Records provided:
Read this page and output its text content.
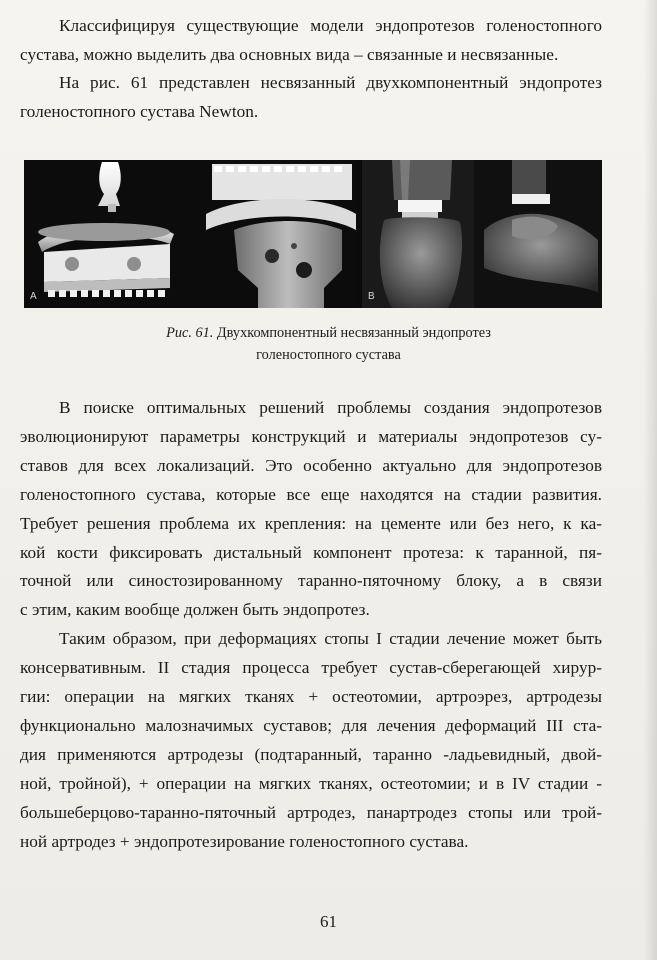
Классифицируя существующие модели эндопротезов голеностопного
сустава, можно выделить два основных вида – связанные и несвязанные.

На рис. 61 представлен несвязанный двухкомпонентный эндопротез
голеностопного сустава Newton.

A	B
Рис. 61. Двухкомпонентный несвязанный эндопротез
голеностопного сустава

В поиске оптимальных решений проблемы создания эндопротезов
эволюционируют параметры конструкций и материалы эндопротезов су-
ставов для всех локализаций. Это особенно актуально для эндопротезов
голеностопного сустава, которые все еще находятся на стадии развития.
Требует решения проблема их крепления: на цементе или без него, к ка-
кой кости фиксировать дистальный компонент протеза: к таранной, пя-
точной или синостозированному таранно-пяточному блоку, а в связи
с этим, каким вообще должен быть эндопротез.

Таким образом, при деформациях стопы I стадии лечение может быть
консервативным. II стадия процесса требует сустав-сберегающей хирур-
гии: операции на мягких тканях + остеотомии, артроэрез, артродезы
функционально малозначимых суставов; для лечения деформаций III ста-
дия применяются артродезы (подтаранный, таранно -ладьевидный, двой-
ной, тройной), + операции на мягких тканях, остеотомии; и в IV стадии -
большеберцово-таранно-пяточный артродез, панартродез стопы или трой-
ной артродез + эндопротезирование голеностопного сустава.

61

Goal: Provide the number of lines in the data above that contain the string "быть", and nothing else.

The output: 2